Objective: Of the lines in the entries, how many hold the word "title"? Give that number alone.

Supplied material:
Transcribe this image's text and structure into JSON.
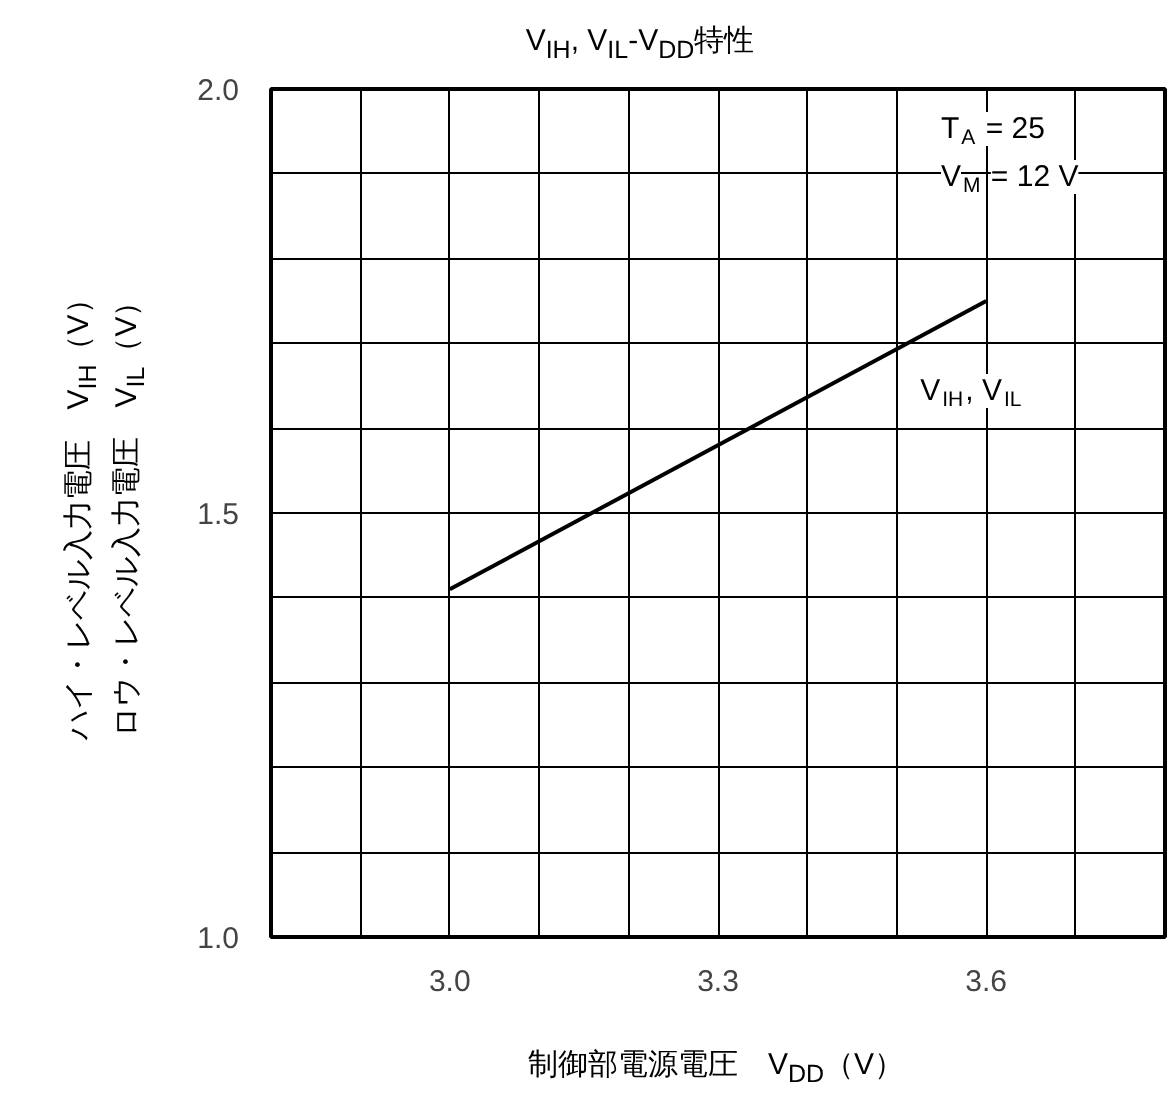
{
  "chart_data": {
    "type": "line",
    "title": "V$_{IH}$, V$_{IL}$-V$_{DD}$特性",
    "xlabel": "制御部電源電圧　V$_{DD}$（V）",
    "ylabel": "ハイ・レベル入力電圧　V$_{IH}$（V）ロウ・レベル入力電圧　V$_{IL}$（V）",
    "annotations": [
      "T$_{A}$ = 25",
      "V$_{M}$ = 12 V"
    ],
    "x": [
      3.0,
      3.6
    ],
    "series": [
      {
        "name": "V$_{IH}$, V$_{IL}$",
        "color": "#000000",
        "values": [
          1.41,
          1.75
        ]
      }
    ],
    "xlim": [
      2.8,
      3.8
    ],
    "xticks": [
      {
        "value": 2.8,
        "label": null
      },
      {
        "value": 2.9,
        "label": null
      },
      {
        "value": 3.0,
        "label": "3.0"
      },
      {
        "value": 3.1,
        "label": null
      },
      {
        "value": 3.2,
        "label": null
      },
      3.3,
      {
        "value": 3.4,
        "label": null
      },
      {
        "value": 3.5,
        "label": null
      },
      3.6,
      {
        "value": 3.7,
        "label": null
      },
      {
        "value": 3.8,
        "label": null
      }
    ],
    "ylim": [
      1.0,
      2.0
    ],
    "yticks": [
      {
        "value": 1.0,
        "label": "1.0"
      },
      {
        "value": 1.1,
        "label": null
      },
      {
        "value": 1.2,
        "label": null
      },
      {
        "value": 1.3,
        "label": null
      },
      {
        "value": 1.4,
        "label": null
      },
      1.5,
      {
        "value": 1.6,
        "label": null
      },
      {
        "value": 1.7,
        "label": null
      },
      {
        "value": 1.8,
        "label": null
      },
      {
        "value": 1.9,
        "label": null
      },
      {
        "value": 2.0,
        "label": "2.0"
      }
    ],
    "grid": true,
    "marker": "none",
    "line_style": "solid"
  }
}
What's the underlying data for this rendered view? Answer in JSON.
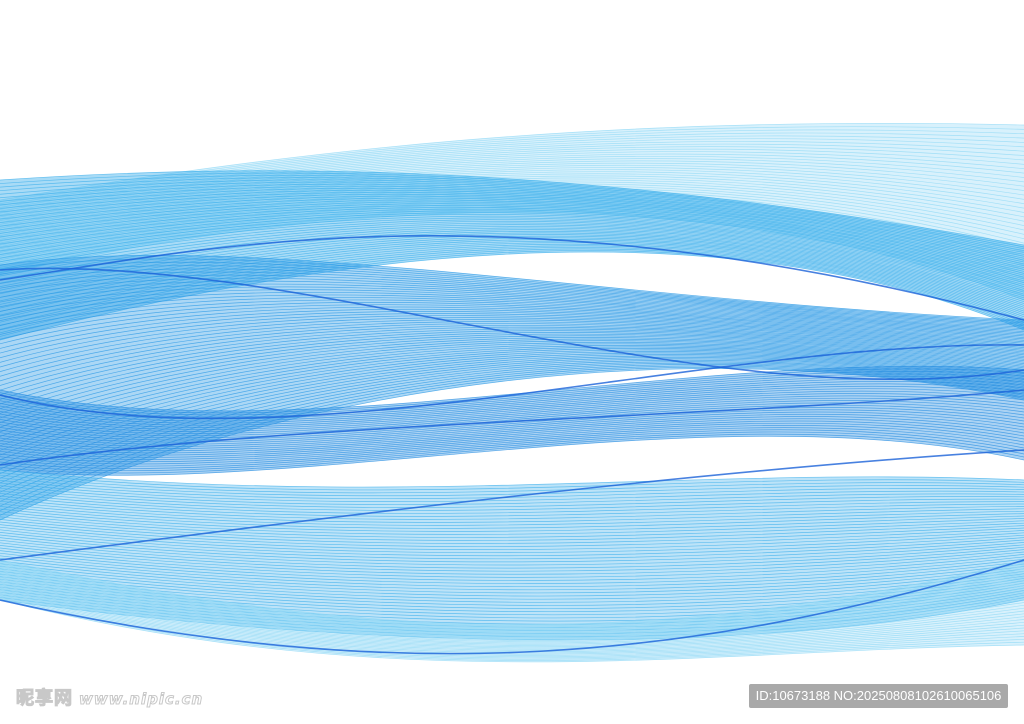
{
  "artwork": {
    "subject": "abstract blue wave lines",
    "colors": {
      "light": "#8fd8f5",
      "mid": "#3fb0ec",
      "deep": "#1a62d8",
      "background": "#ffffff"
    }
  },
  "watermark": {
    "site_name": "昵享网",
    "site_url": "www.nipic.cn",
    "id_label": "ID:10673188 NO:20250808102610065106"
  }
}
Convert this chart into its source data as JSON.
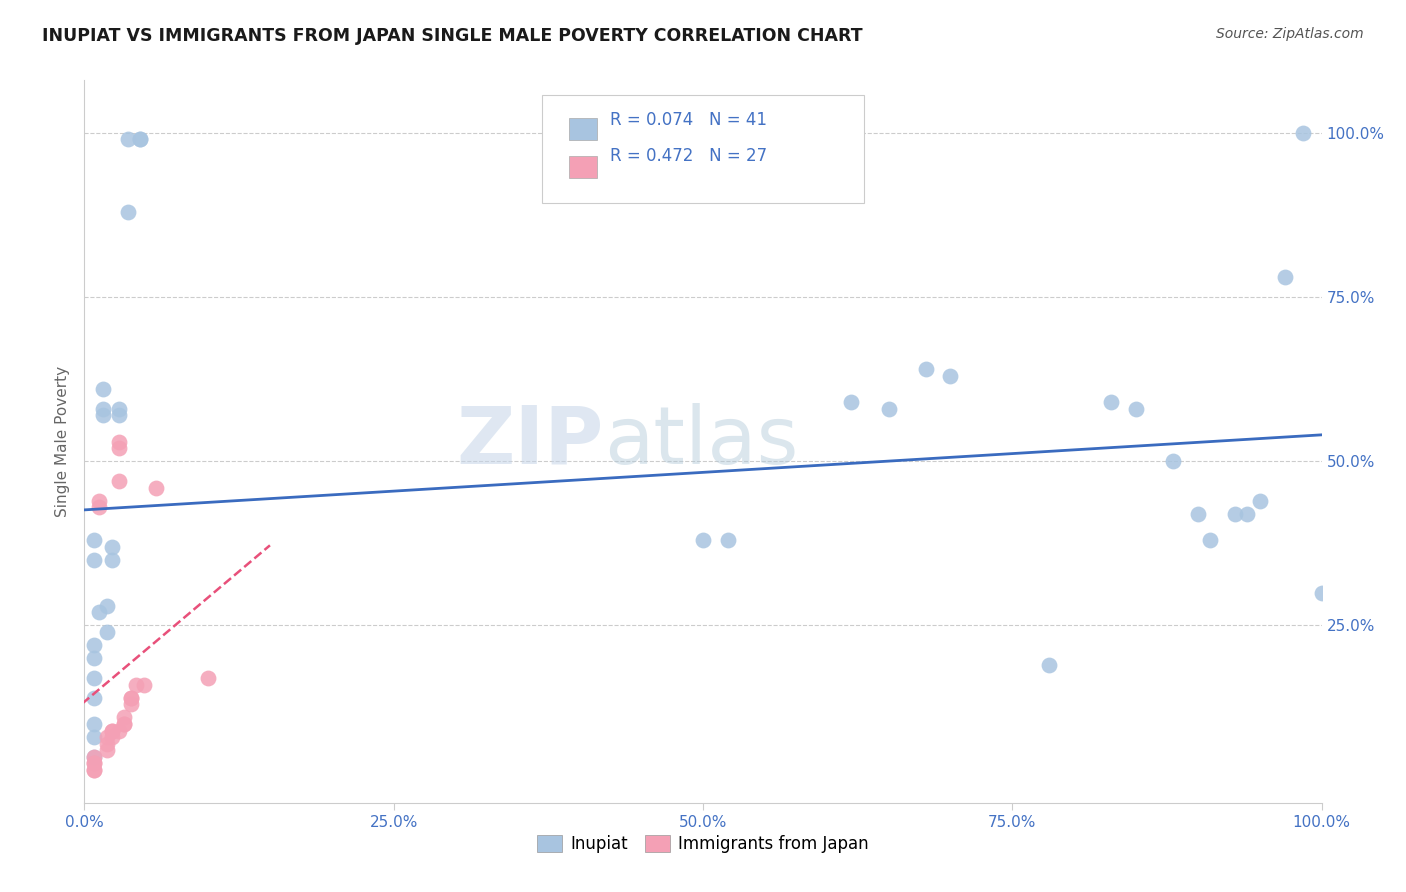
{
  "title": "INUPIAT VS IMMIGRANTS FROM JAPAN SINGLE MALE POVERTY CORRELATION CHART",
  "source": "Source: ZipAtlas.com",
  "ylabel": "Single Male Poverty",
  "xlim": [
    0.0,
    1.0
  ],
  "ylim": [
    -0.02,
    1.08
  ],
  "xtick_positions": [
    0.0,
    0.25,
    0.5,
    0.75,
    1.0
  ],
  "xtick_labels": [
    "0.0%",
    "25.0%",
    "50.0%",
    "75.0%",
    "100.0%"
  ],
  "ytick_positions": [
    0.25,
    0.5,
    0.75,
    1.0
  ],
  "ytick_labels": [
    "25.0%",
    "50.0%",
    "75.0%",
    "100.0%"
  ],
  "legend1_r": "R = 0.074",
  "legend1_n": "N = 41",
  "legend2_r": "R = 0.472",
  "legend2_n": "N = 27",
  "inupiat_color": "#a8c4e0",
  "japan_color": "#f4a0b5",
  "trend_inupiat_color": "#3a6bbf",
  "trend_japan_color": "#e8507a",
  "watermark_zip": "ZIP",
  "watermark_atlas": "atlas",
  "inupiat_x": [
    0.035,
    0.045,
    0.045,
    0.035,
    0.015,
    0.012,
    0.008,
    0.008,
    0.008,
    0.008,
    0.008,
    0.008,
    0.008,
    0.018,
    0.018,
    0.022,
    0.022,
    0.028,
    0.028,
    0.015,
    0.015,
    0.008,
    0.008,
    0.5,
    0.52,
    0.62,
    0.65,
    0.68,
    0.7,
    0.78,
    0.83,
    0.85,
    0.88,
    0.9,
    0.91,
    0.93,
    0.94,
    0.95,
    0.97,
    0.985,
    1.0
  ],
  "inupiat_y": [
    0.99,
    0.99,
    0.99,
    0.88,
    0.61,
    0.27,
    0.22,
    0.2,
    0.17,
    0.14,
    0.1,
    0.08,
    0.05,
    0.28,
    0.24,
    0.37,
    0.35,
    0.57,
    0.58,
    0.57,
    0.58,
    0.38,
    0.35,
    0.38,
    0.38,
    0.59,
    0.58,
    0.64,
    0.63,
    0.19,
    0.59,
    0.58,
    0.5,
    0.42,
    0.38,
    0.42,
    0.42,
    0.44,
    0.78,
    1.0,
    0.3
  ],
  "japan_x": [
    0.008,
    0.008,
    0.008,
    0.008,
    0.008,
    0.012,
    0.012,
    0.018,
    0.018,
    0.018,
    0.022,
    0.022,
    0.022,
    0.028,
    0.028,
    0.028,
    0.028,
    0.032,
    0.032,
    0.032,
    0.038,
    0.038,
    0.038,
    0.042,
    0.048,
    0.058,
    0.1
  ],
  "japan_y": [
    0.05,
    0.04,
    0.04,
    0.03,
    0.03,
    0.44,
    0.43,
    0.08,
    0.07,
    0.06,
    0.09,
    0.09,
    0.08,
    0.53,
    0.52,
    0.47,
    0.09,
    0.11,
    0.1,
    0.1,
    0.14,
    0.14,
    0.13,
    0.16,
    0.16,
    0.46,
    0.17
  ]
}
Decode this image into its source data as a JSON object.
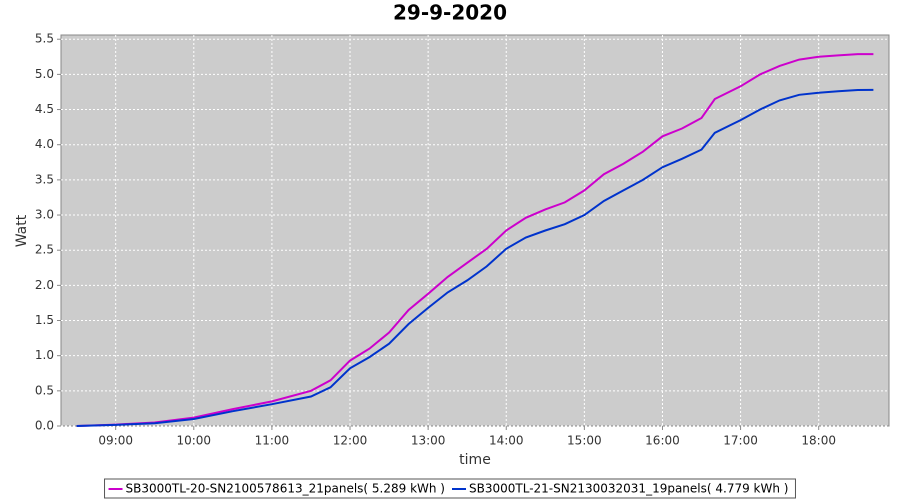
{
  "chart_data": {
    "type": "line",
    "title": "29-9-2020",
    "x_label": "time",
    "y_label": "Watt",
    "x": [
      8.5,
      9,
      9.5,
      10,
      10.5,
      11,
      11.5,
      11.75,
      12,
      12.25,
      12.5,
      12.75,
      13,
      13.25,
      13.5,
      13.75,
      14,
      14.25,
      14.5,
      14.75,
      15,
      15.25,
      15.5,
      15.75,
      16,
      16.25,
      16.5,
      16.67,
      17,
      17.25,
      17.5,
      17.75,
      18,
      18.25,
      18.5,
      18.7
    ],
    "series": [
      {
        "name": "SB3000TL-20-SN2100578613_21panels( 5.289 kWh )",
        "color": "#cc00cc",
        "values": [
          0,
          0.02,
          0.05,
          0.12,
          0.24,
          0.35,
          0.5,
          0.65,
          0.93,
          1.1,
          1.33,
          1.65,
          1.88,
          2.12,
          2.32,
          2.52,
          2.78,
          2.96,
          3.08,
          3.18,
          3.35,
          3.58,
          3.73,
          3.9,
          4.12,
          4.23,
          4.38,
          4.65,
          4.83,
          5.0,
          5.12,
          5.21,
          5.25,
          5.27,
          5.289,
          5.289
        ]
      },
      {
        "name": "SB3000TL-21-SN2130032031_19panels( 4.779 kWh )",
        "color": "#0033cc",
        "values": [
          0,
          0.015,
          0.04,
          0.1,
          0.21,
          0.31,
          0.42,
          0.55,
          0.82,
          0.98,
          1.17,
          1.45,
          1.68,
          1.9,
          2.07,
          2.27,
          2.52,
          2.68,
          2.78,
          2.87,
          3.0,
          3.2,
          3.35,
          3.5,
          3.68,
          3.8,
          3.93,
          4.17,
          4.35,
          4.5,
          4.63,
          4.71,
          4.74,
          4.76,
          4.778,
          4.779
        ]
      }
    ],
    "xlim": [
      8.3,
      18.9
    ],
    "xticks": [
      {
        "value": 9,
        "label": "09:00"
      },
      {
        "value": 10,
        "label": "10:00"
      },
      {
        "value": 11,
        "label": "11:00"
      },
      {
        "value": 12,
        "label": "12:00"
      },
      {
        "value": 13,
        "label": "13:00"
      },
      {
        "value": 14,
        "label": "14:00"
      },
      {
        "value": 15,
        "label": "15:00"
      },
      {
        "value": 16,
        "label": "16:00"
      },
      {
        "value": 17,
        "label": "17:00"
      },
      {
        "value": 18,
        "label": "18:00"
      }
    ],
    "ylim": [
      0,
      5.56
    ],
    "yticks": [
      {
        "value": 0,
        "label": "0.0"
      },
      0.5,
      {
        "value": 1,
        "label": "1.0"
      },
      1.5,
      {
        "value": 2,
        "label": "2.0"
      },
      2.5,
      {
        "value": 3,
        "label": "3.0"
      },
      3.5,
      {
        "value": 4,
        "label": "4.0"
      },
      4.5,
      {
        "value": 5,
        "label": "5.0"
      },
      5.5
    ],
    "grid": true,
    "legend": "bottom",
    "plot_background": "#cccccc"
  }
}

Answer for the task: 3